### Problem details
Of the lines listed below, how many contain the string "portion"? Answer with the number alone.

### Extracted information
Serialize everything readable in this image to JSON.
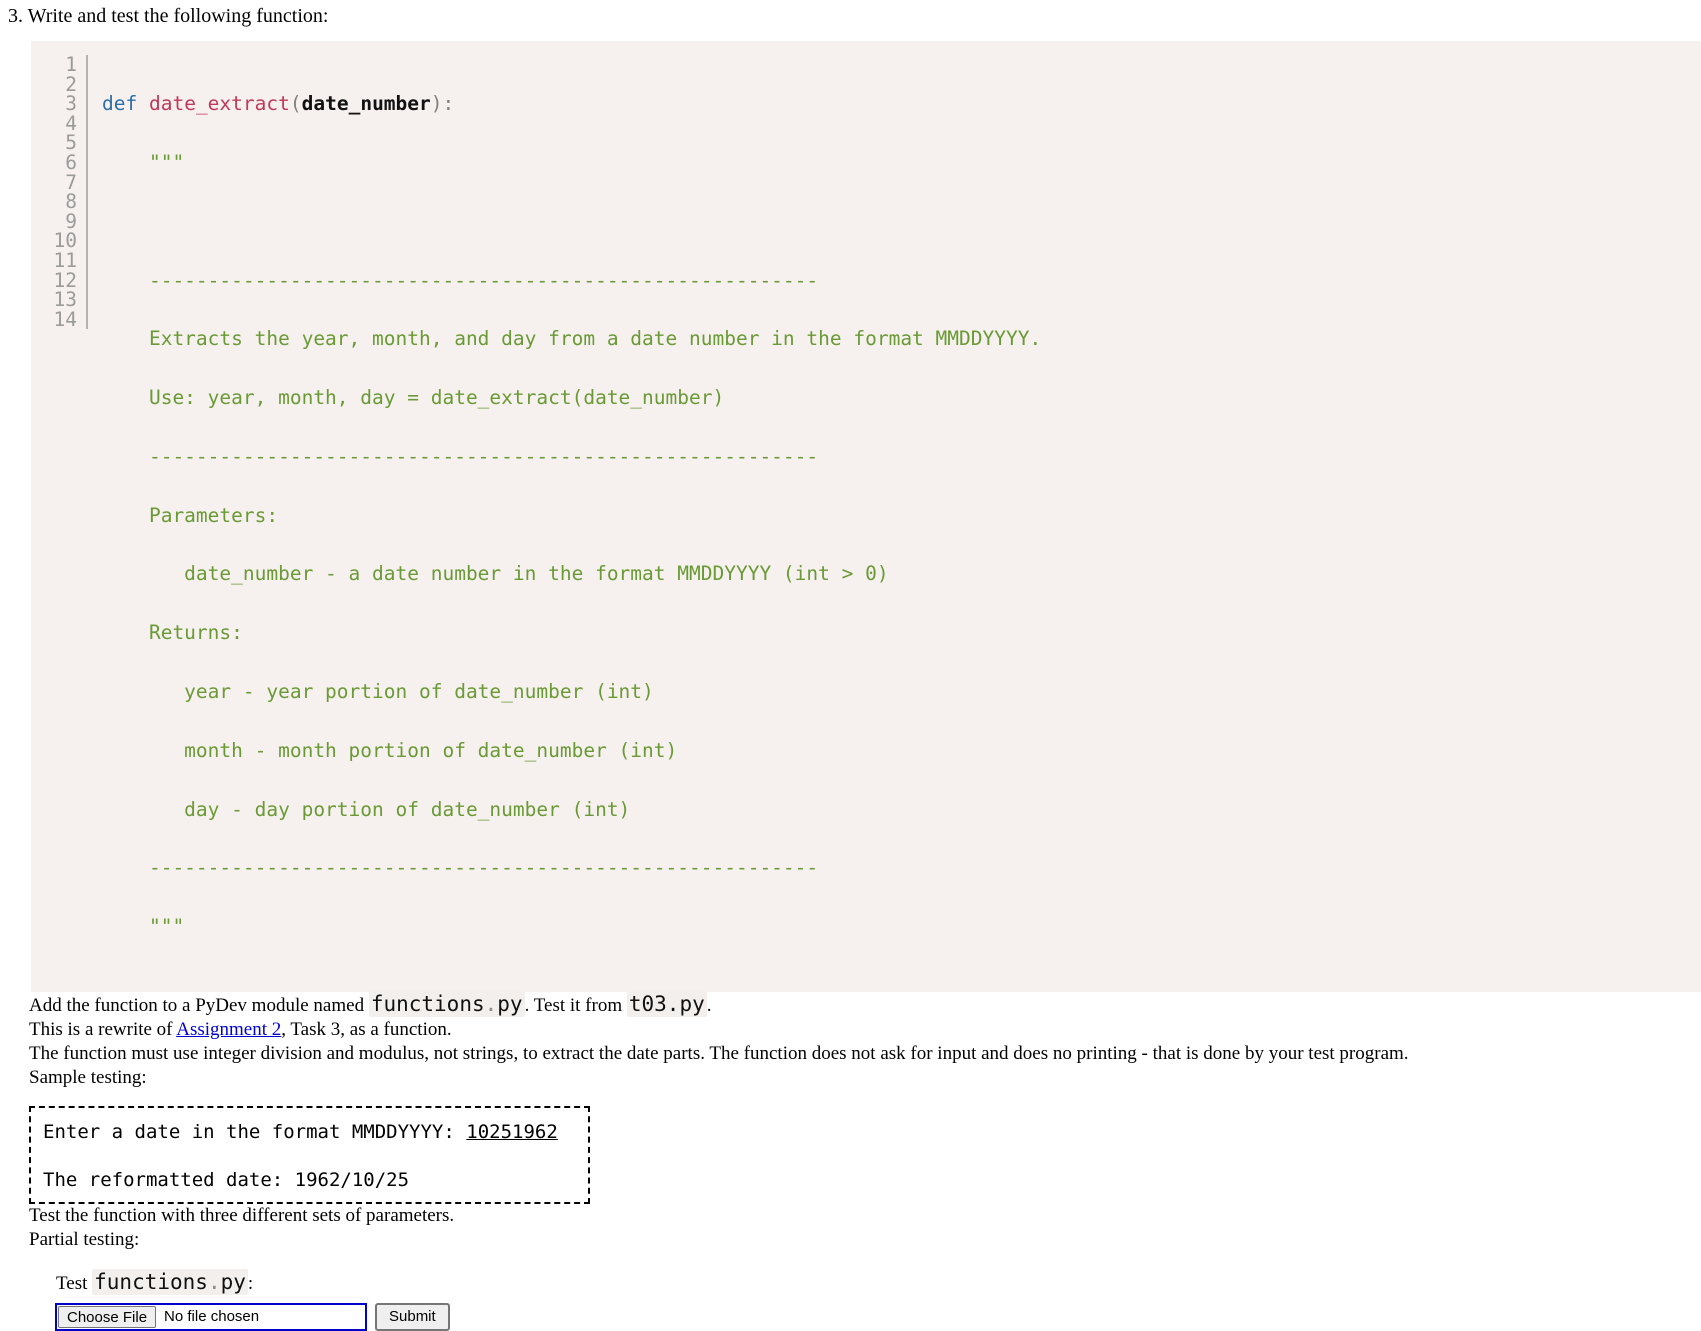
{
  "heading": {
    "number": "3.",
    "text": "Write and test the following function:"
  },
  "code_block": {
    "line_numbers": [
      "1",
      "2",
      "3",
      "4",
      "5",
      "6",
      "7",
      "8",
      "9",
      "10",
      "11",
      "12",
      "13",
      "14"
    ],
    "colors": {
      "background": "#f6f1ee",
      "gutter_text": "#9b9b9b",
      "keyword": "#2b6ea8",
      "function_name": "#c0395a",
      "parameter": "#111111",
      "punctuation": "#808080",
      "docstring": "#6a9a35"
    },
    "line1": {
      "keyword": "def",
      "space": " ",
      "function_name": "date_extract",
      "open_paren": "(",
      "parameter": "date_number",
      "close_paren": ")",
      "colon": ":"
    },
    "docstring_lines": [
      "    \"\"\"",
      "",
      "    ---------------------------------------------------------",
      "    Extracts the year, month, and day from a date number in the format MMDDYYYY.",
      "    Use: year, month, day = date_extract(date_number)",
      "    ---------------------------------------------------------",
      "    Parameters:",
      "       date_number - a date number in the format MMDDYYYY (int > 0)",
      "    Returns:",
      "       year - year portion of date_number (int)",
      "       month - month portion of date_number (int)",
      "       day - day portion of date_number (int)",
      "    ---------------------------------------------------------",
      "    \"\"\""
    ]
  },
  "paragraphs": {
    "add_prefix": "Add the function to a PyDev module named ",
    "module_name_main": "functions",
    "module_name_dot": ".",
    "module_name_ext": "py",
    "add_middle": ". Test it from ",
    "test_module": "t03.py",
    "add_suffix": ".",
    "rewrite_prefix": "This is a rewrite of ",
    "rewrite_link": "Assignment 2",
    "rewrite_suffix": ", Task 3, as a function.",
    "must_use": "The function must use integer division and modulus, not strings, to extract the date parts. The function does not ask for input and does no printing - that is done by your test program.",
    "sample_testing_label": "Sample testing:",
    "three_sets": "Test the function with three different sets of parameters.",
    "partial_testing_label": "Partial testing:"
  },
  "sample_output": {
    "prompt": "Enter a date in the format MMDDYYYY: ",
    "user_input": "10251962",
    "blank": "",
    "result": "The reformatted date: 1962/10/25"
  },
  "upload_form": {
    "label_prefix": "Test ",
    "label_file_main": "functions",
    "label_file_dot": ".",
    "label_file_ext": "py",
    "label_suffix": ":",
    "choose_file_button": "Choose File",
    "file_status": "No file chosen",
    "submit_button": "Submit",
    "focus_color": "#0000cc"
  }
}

...

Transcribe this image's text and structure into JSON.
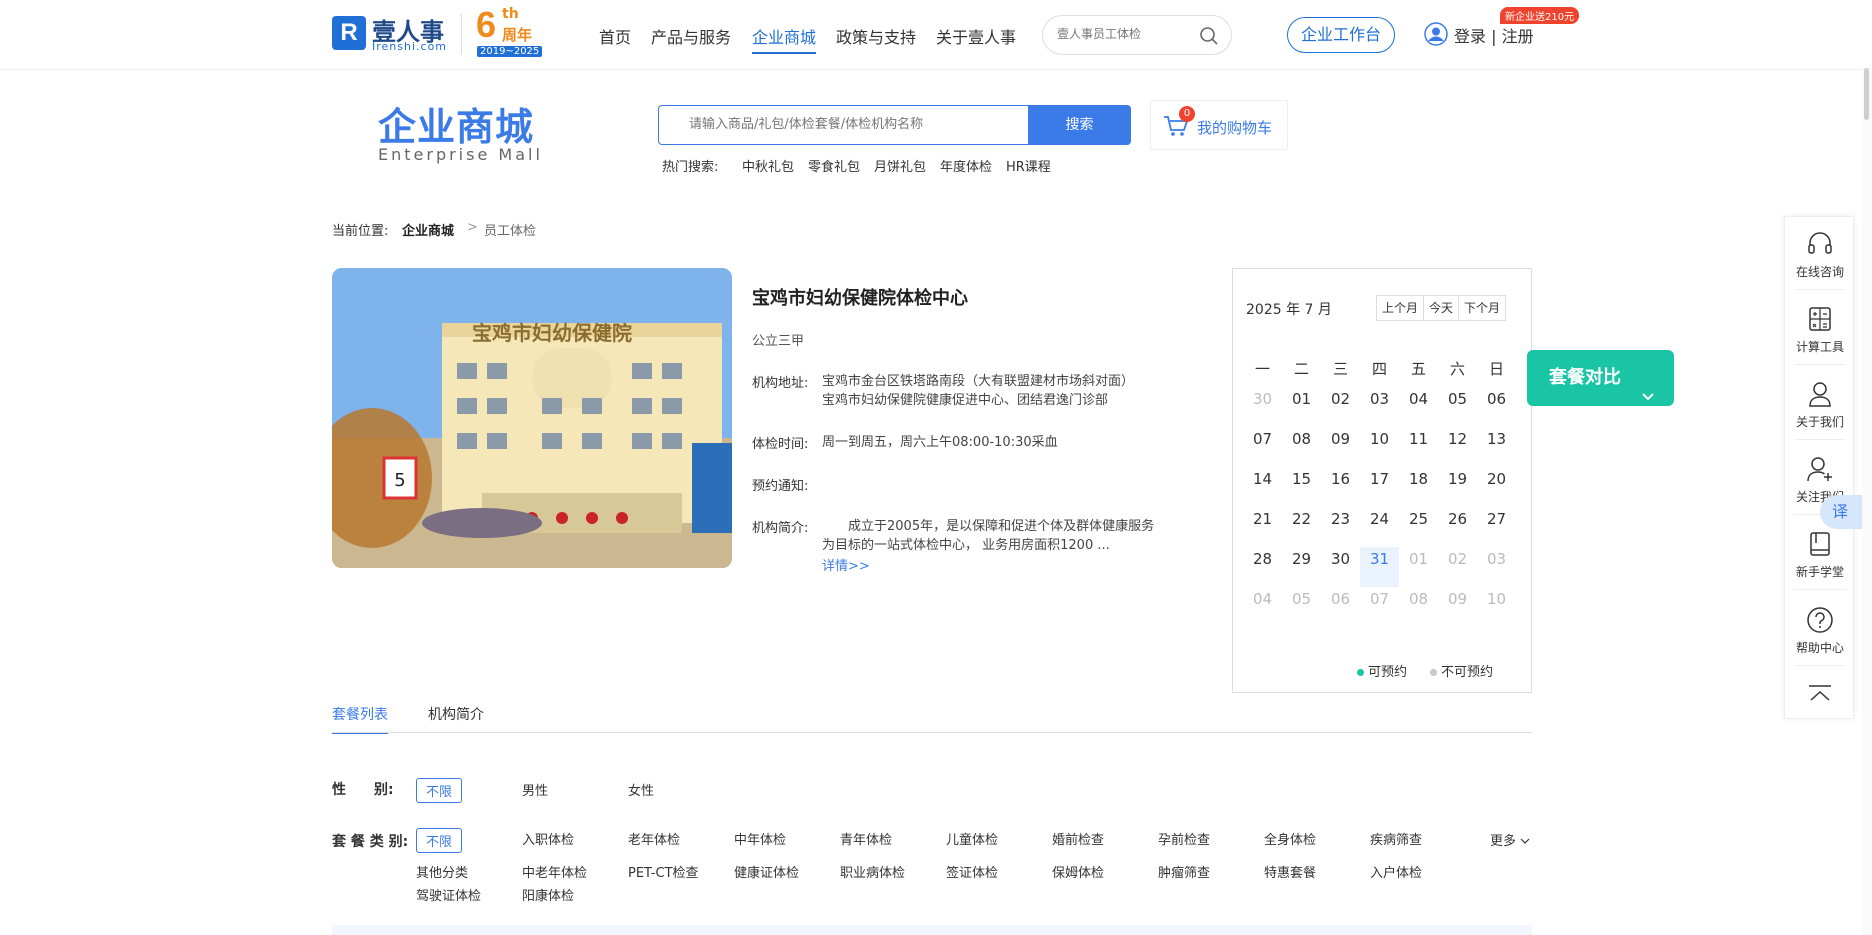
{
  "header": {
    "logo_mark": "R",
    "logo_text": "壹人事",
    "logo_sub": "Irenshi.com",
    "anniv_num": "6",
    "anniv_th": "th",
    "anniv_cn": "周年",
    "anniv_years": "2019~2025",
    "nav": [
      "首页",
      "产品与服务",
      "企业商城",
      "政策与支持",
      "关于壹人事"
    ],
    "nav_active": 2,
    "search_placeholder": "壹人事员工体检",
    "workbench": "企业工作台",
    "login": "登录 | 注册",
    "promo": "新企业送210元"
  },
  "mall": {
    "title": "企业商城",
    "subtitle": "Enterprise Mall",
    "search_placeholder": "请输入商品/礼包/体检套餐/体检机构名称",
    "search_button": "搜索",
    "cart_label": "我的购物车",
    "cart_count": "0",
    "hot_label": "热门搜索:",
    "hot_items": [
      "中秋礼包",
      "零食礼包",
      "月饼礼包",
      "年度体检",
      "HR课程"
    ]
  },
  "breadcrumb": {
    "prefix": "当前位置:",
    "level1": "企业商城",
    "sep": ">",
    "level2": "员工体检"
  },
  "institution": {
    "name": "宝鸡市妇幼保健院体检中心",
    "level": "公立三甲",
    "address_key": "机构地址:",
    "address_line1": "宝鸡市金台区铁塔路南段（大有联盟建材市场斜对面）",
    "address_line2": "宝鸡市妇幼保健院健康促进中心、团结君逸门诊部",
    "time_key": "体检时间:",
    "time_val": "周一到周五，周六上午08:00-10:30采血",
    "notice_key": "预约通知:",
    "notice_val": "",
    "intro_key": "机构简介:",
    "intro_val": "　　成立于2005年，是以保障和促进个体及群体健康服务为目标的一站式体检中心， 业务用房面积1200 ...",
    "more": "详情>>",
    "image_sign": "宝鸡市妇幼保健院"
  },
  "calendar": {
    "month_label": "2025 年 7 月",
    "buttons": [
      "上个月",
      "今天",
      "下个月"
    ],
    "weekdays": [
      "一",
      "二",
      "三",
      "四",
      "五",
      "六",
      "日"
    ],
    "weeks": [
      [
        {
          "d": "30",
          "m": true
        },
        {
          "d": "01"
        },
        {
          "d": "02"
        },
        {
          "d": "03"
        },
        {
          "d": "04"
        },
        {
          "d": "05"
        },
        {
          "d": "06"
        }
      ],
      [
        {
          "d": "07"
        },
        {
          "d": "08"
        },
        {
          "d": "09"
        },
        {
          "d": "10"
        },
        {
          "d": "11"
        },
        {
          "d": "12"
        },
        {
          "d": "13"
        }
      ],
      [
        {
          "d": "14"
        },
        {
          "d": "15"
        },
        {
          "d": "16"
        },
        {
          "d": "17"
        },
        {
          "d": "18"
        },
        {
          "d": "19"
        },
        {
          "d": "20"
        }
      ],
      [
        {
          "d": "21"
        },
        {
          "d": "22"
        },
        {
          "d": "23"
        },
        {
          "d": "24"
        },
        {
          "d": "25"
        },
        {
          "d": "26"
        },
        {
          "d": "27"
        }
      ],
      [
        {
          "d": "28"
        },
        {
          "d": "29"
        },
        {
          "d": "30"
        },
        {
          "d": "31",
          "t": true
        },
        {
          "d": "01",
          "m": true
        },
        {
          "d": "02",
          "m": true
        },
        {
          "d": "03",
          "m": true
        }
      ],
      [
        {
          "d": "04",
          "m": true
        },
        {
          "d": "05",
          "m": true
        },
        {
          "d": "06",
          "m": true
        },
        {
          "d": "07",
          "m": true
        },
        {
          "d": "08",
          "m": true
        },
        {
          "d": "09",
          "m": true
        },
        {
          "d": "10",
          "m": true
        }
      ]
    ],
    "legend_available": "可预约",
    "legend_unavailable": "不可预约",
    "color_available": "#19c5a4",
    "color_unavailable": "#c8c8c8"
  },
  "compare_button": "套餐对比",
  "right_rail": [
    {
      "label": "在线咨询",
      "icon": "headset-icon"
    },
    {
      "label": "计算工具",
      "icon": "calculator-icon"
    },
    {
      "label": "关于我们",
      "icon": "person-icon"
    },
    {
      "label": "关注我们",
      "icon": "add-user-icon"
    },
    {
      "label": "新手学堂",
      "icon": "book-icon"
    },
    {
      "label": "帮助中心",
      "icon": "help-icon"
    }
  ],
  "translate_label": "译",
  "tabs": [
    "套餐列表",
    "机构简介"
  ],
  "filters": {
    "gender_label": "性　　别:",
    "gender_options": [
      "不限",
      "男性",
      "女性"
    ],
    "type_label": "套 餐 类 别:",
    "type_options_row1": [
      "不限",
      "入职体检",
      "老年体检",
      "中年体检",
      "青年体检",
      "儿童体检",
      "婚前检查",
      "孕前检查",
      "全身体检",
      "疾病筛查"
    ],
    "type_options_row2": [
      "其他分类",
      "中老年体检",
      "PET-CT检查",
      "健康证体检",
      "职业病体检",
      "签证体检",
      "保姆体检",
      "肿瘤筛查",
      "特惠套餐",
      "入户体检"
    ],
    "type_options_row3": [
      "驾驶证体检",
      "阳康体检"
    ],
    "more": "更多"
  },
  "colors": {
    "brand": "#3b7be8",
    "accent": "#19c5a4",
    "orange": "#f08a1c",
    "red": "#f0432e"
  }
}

### The solution
3